(Collected data entries)
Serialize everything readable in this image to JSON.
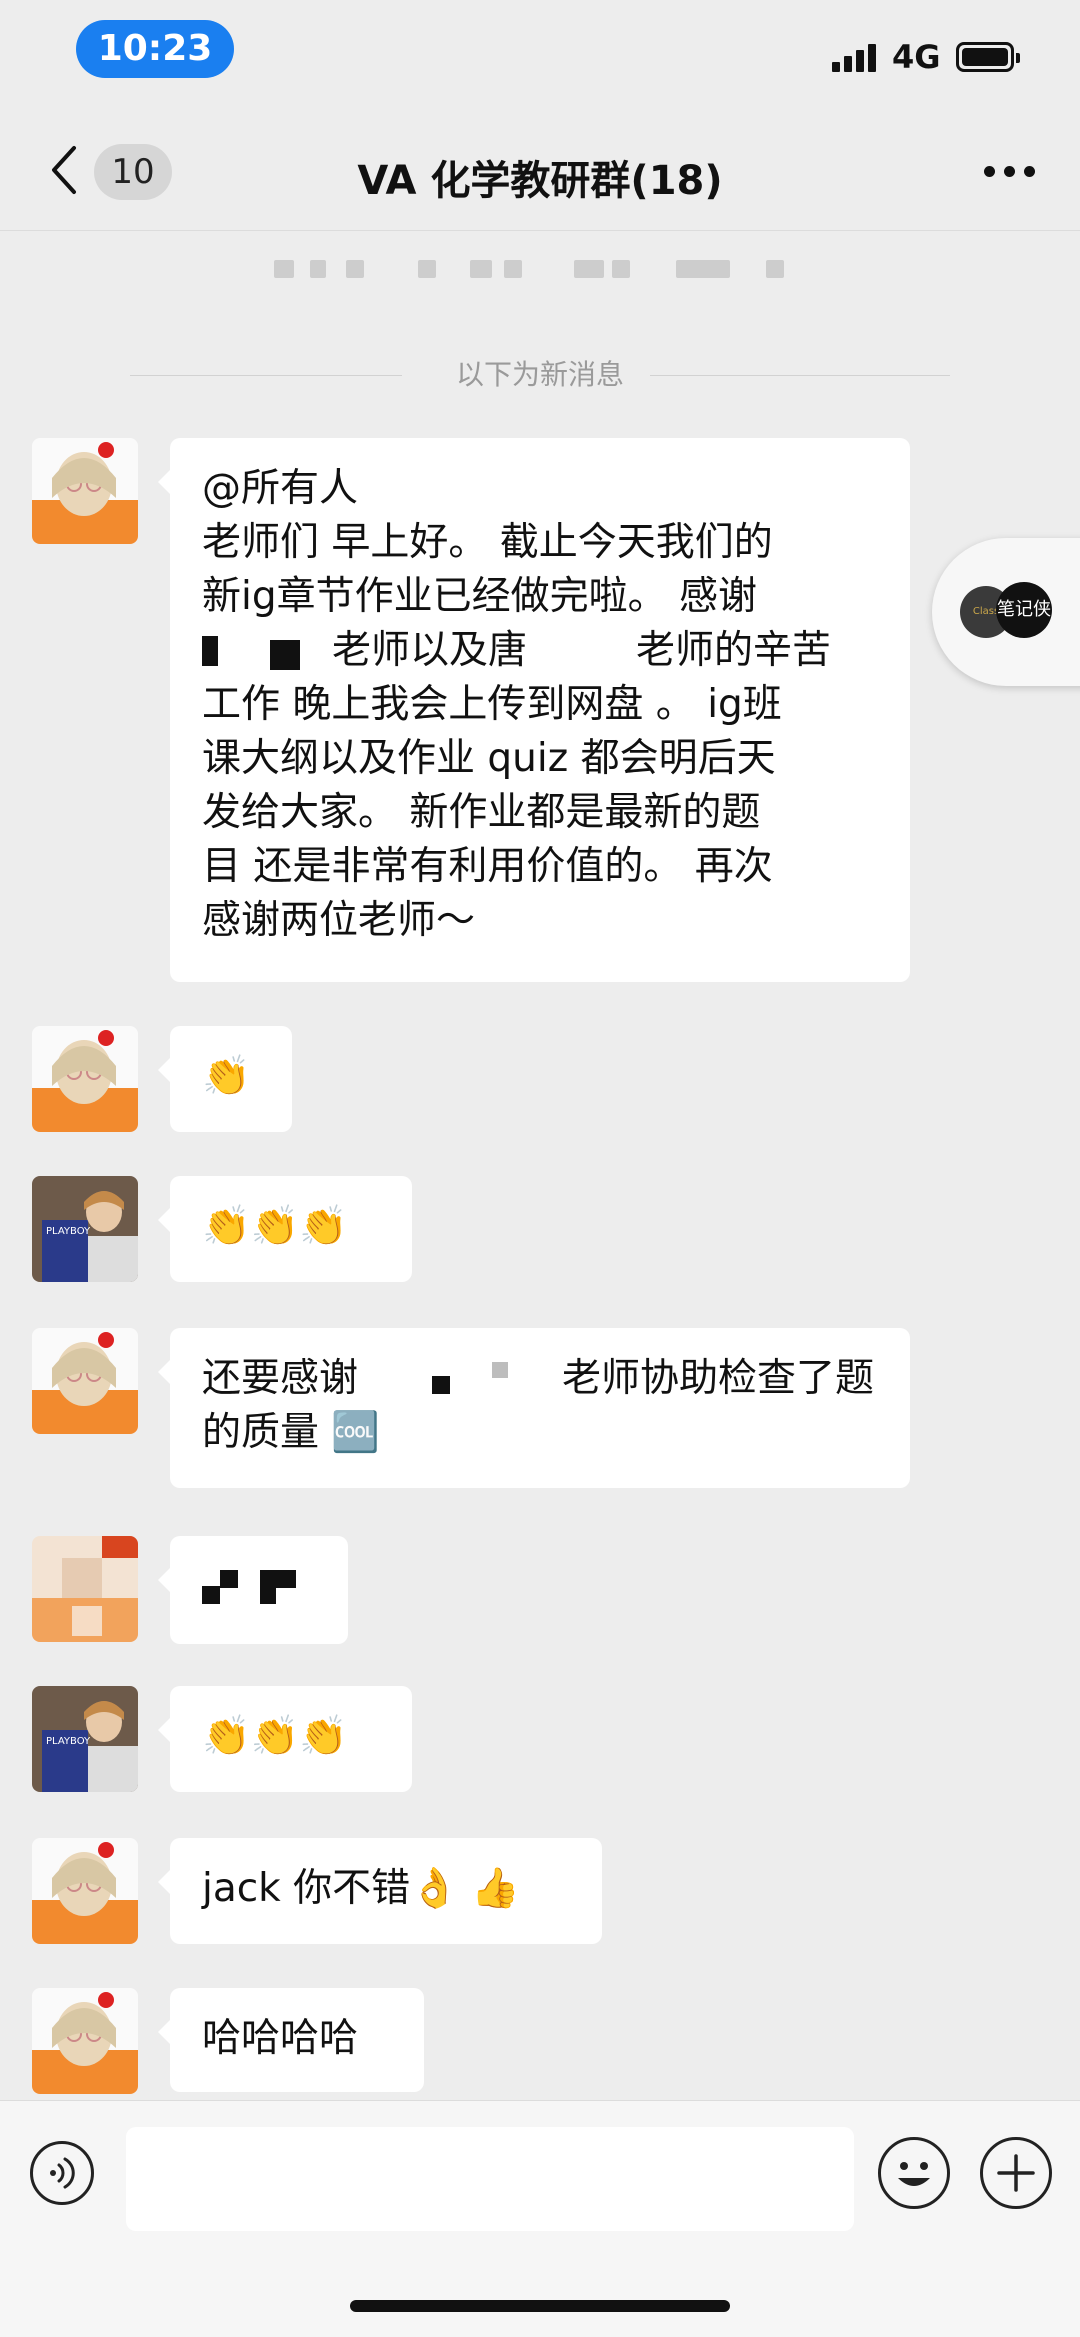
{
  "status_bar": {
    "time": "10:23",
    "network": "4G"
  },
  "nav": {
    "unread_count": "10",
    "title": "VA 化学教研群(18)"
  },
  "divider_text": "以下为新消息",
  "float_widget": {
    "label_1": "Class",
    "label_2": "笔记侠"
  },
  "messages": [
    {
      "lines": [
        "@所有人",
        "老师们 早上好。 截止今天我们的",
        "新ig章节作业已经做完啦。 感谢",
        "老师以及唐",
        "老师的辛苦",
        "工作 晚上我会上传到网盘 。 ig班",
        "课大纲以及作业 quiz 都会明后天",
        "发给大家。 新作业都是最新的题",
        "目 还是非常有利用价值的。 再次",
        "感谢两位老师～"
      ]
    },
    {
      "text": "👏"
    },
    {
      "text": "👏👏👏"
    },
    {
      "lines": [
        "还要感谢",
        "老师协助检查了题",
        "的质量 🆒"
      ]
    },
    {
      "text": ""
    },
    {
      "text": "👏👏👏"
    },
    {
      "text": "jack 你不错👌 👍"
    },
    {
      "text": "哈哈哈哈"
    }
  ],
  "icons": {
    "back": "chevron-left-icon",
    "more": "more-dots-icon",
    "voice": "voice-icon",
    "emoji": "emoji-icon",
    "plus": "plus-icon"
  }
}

_SET TASK_:
Exclude the pictures, and transcribe all of the material exactly.

_SOLUTION BELOW_:
Serialize everything readable in this image to JSON.
{
  "status_bar": {
    "time": "10:23",
    "network": "4G"
  },
  "nav": {
    "unread_count": "10",
    "title": "VA 化学教研群(18)"
  },
  "divider_text": "以下为新消息",
  "float_widget": {
    "label_1": "Class",
    "label_2": "笔记侠"
  },
  "messages": [
    {
      "lines": [
        "@所有人",
        "老师们 早上好。 截止今天我们的",
        "新ig章节作业已经做完啦。 感谢",
        "老师以及唐",
        "老师的辛苦",
        "工作 晚上我会上传到网盘 。 ig班",
        "课大纲以及作业 quiz 都会明后天",
        "发给大家。 新作业都是最新的题",
        "目 还是非常有利用价值的。 再次",
        "感谢两位老师～"
      ]
    },
    {
      "text": "👏"
    },
    {
      "text": "👏👏👏"
    },
    {
      "lines": [
        "还要感谢",
        "老师协助检查了题",
        "的质量 🆒"
      ]
    },
    {
      "text": ""
    },
    {
      "text": "👏👏👏"
    },
    {
      "text": "jack 你不错👌 👍"
    },
    {
      "text": "哈哈哈哈"
    }
  ],
  "icons": {
    "back": "chevron-left-icon",
    "more": "more-dots-icon",
    "voice": "voice-icon",
    "emoji": "emoji-icon",
    "plus": "plus-icon"
  }
}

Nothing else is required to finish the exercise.